*SHORT EXERCISE*: Omit all images. Transcribe the rest of the material below exactly.

*ENTRIES SHOWN*:
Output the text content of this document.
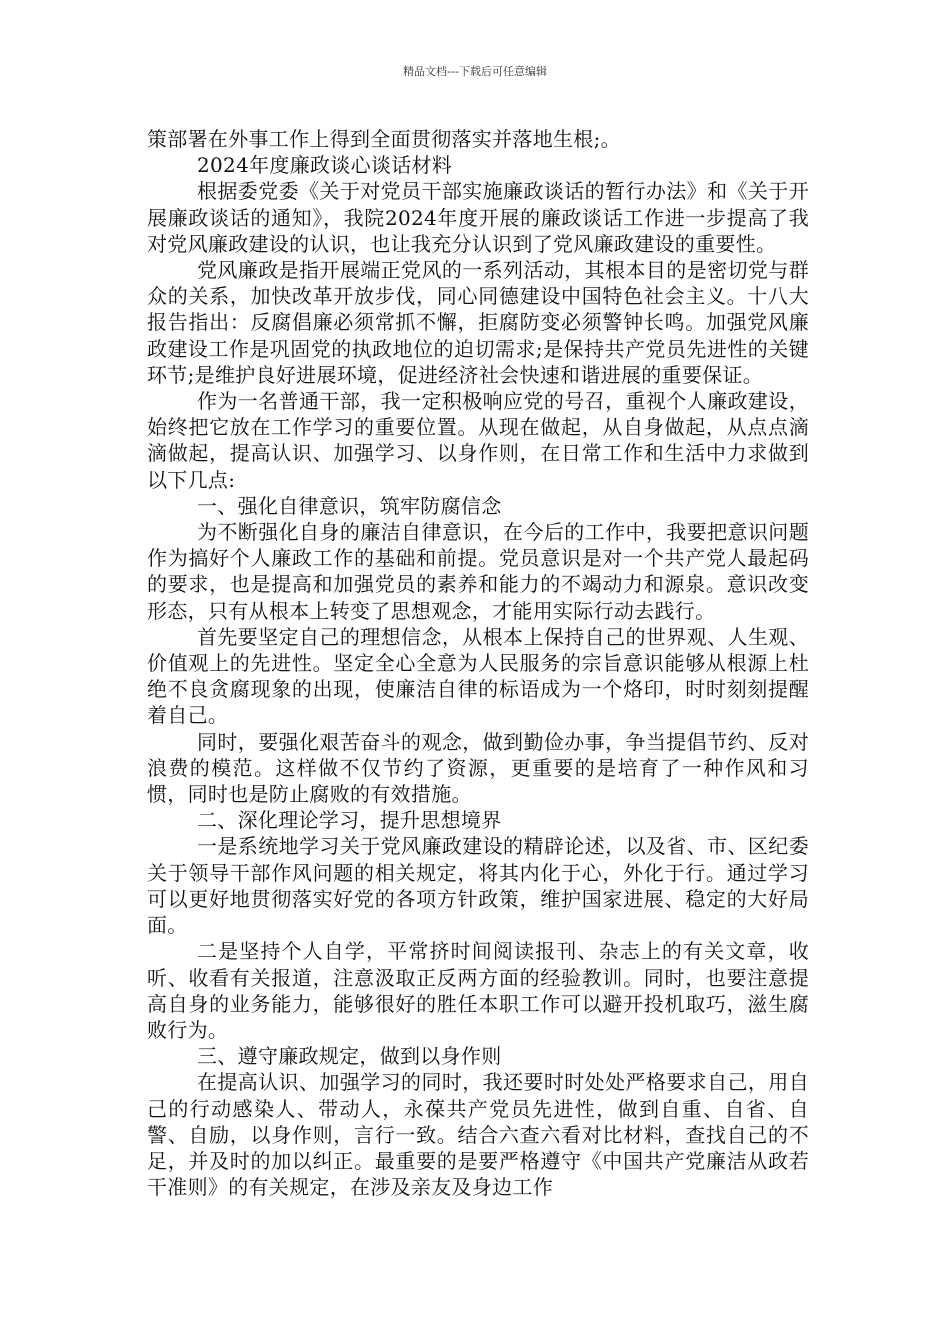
精品文档---下载后可任意编辑

策部署在外事工作上得到全面贯彻落实并落地生根;。

2024年度廉政谈心谈话材料

根据委党委《关于对党员干部实施廉政谈话的暂行办法》和《关于开展廉政谈话的通知》，我院2024年度开展的廉政谈话工作进一步提高了我对党风廉政建设的认识，也让我充分认识到了党风廉政建设的重要性。

党风廉政是指开展端正党风的一系列活动，其根本目的是密切党与群众的关系，加快改革开放步伐，同心同德建设中国特色社会主义。十八大报告指出：反腐倡廉必须常抓不懈，拒腐防变必须警钟长鸣。加强党风廉政建设工作是巩固党的执政地位的迫切需求;是保持共产党员先进性的关键环节;是维护良好进展环境，促进经济社会快速和谐进展的重要保证。

作为一名普通干部，我一定积极响应党的号召，重视个人廉政建设，始终把它放在工作学习的重要位置。从现在做起，从自身做起，从点点滴滴做起，提高认识、加强学习、以身作则，在日常工作和生活中力求做到以下几点:

一、强化自律意识，筑牢防腐信念

为不断强化自身的廉洁自律意识，在今后的工作中，我要把意识问题作为搞好个人廉政工作的基础和前提。党员意识是对一个共产党人最起码的要求，也是提高和加强党员的素养和能力的不竭动力和源泉。意识改变形态，只有从根本上转变了思想观念，才能用实际行动去践行。

首先要坚定自己的理想信念，从根本上保持自己的世界观、人生观、价值观上的先进性。坚定全心全意为人民服务的宗旨意识能够从根源上杜绝不良贪腐现象的出现，使廉洁自律的标语成为一个烙印，时时刻刻提醒着自己。

同时，要强化艰苦奋斗的观念，做到勤俭办事，争当提倡节约、反对浪费的模范。这样做不仅节约了资源，更重要的是培育了一种作风和习惯，同时也是防止腐败的有效措施。

二、深化理论学习，提升思想境界

一是系统地学习关于党风廉政建设的精辟论述，以及省、市、区纪委关于领导干部作风问题的相关规定，将其内化于心，外化于行。通过学习可以更好地贯彻落实好党的各项方针政策，维护国家进展、稳定的大好局面。

二是坚持个人自学，平常挤时间阅读报刊、杂志上的有关文章，收听、收看有关报道，注意汲取正反两方面的经验教训。同时，也要注意提高自身的业务能力，能够很好的胜任本职工作可以避开投机取巧，滋生腐败行为。

三、遵守廉政规定，做到以身作则

在提高认识、加强学习的同时，我还要时时处处严格要求自己，用自己的行动感染人、带动人，永葆共产党员先进性，做到自重、自省、自警、自励，以身作则，言行一致。结合六查六看对比材料，查找自己的不足，并及时的加以纠正。最重要的是要严格遵守《中国共产党廉洁从政若干准则》的有关规定，在涉及亲友及身边工作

*CORRECT RESPONSE*:
Output the text content of this document.
精品文档---下载后可任意编辑

策部署在外事工作上得到全面贯彻落实并落地生根;。

2024年度廉政谈心谈话材料

根据委党委《关于对党员干部实施廉政谈话的暂行办法》和《关于开展廉政谈话的通知》，我院2024年度开展的廉政谈话工作进一步提高了我对党风廉政建设的认识，也让我充分认识到了党风廉政建设的重要性。

党风廉政是指开展端正党风的一系列活动，其根本目的是密切党与群众的关系，加快改革开放步伐，同心同德建设中国特色社会主义。十八大报告指出：反腐倡廉必须常抓不懈，拒腐防变必须警钟长鸣。加强党风廉政建设工作是巩固党的执政地位的迫切需求;是保持共产党员先进性的关键环节;是维护良好进展环境，促进经济社会快速和谐进展的重要保证。

作为一名普通干部，我一定积极响应党的号召，重视个人廉政建设，始终把它放在工作学习的重要位置。从现在做起，从自身做起，从点点滴滴做起，提高认识、加强学习、以身作则，在日常工作和生活中力求做到以下几点:

一、强化自律意识，筑牢防腐信念

为不断强化自身的廉洁自律意识，在今后的工作中，我要把意识问题作为搞好个人廉政工作的基础和前提。党员意识是对一个共产党人最起码的要求，也是提高和加强党员的素养和能力的不竭动力和源泉。意识改变形态，只有从根本上转变了思想观念，才能用实际行动去践行。

首先要坚定自己的理想信念，从根本上保持自己的世界观、人生观、价值观上的先进性。坚定全心全意为人民服务的宗旨意识能够从根源上杜绝不良贪腐现象的出现，使廉洁自律的标语成为一个烙印，时时刻刻提醒着自己。

同时，要强化艰苦奋斗的观念，做到勤俭办事，争当提倡节约、反对浪费的模范。这样做不仅节约了资源，更重要的是培育了一种作风和习惯，同时也是防止腐败的有效措施。

二、深化理论学习，提升思想境界

一是系统地学习关于党风廉政建设的精辟论述，以及省、市、区纪委关于领导干部作风问题的相关规定，将其内化于心，外化于行。通过学习可以更好地贯彻落实好党的各项方针政策，维护国家进展、稳定的大好局面。

二是坚持个人自学，平常挤时间阅读报刊、杂志上的有关文章，收听、收看有关报道，注意汲取正反两方面的经验教训。同时，也要注意提高自身的业务能力，能够很好的胜任本职工作可以避开投机取巧，滋生腐败行为。

三、遵守廉政规定，做到以身作则

在提高认识、加强学习的同时，我还要时时处处严格要求自己，用自己的行动感染人、带动人，永葆共产党员先进性，做到自重、自省、自警、自励，以身作则，言行一致。结合六查六看对比材料，查找自己的不足，并及时的加以纠正。最重要的是要严格遵守《中国共产党廉洁从政若干准则》的有关规定，在涉及亲友及身边工作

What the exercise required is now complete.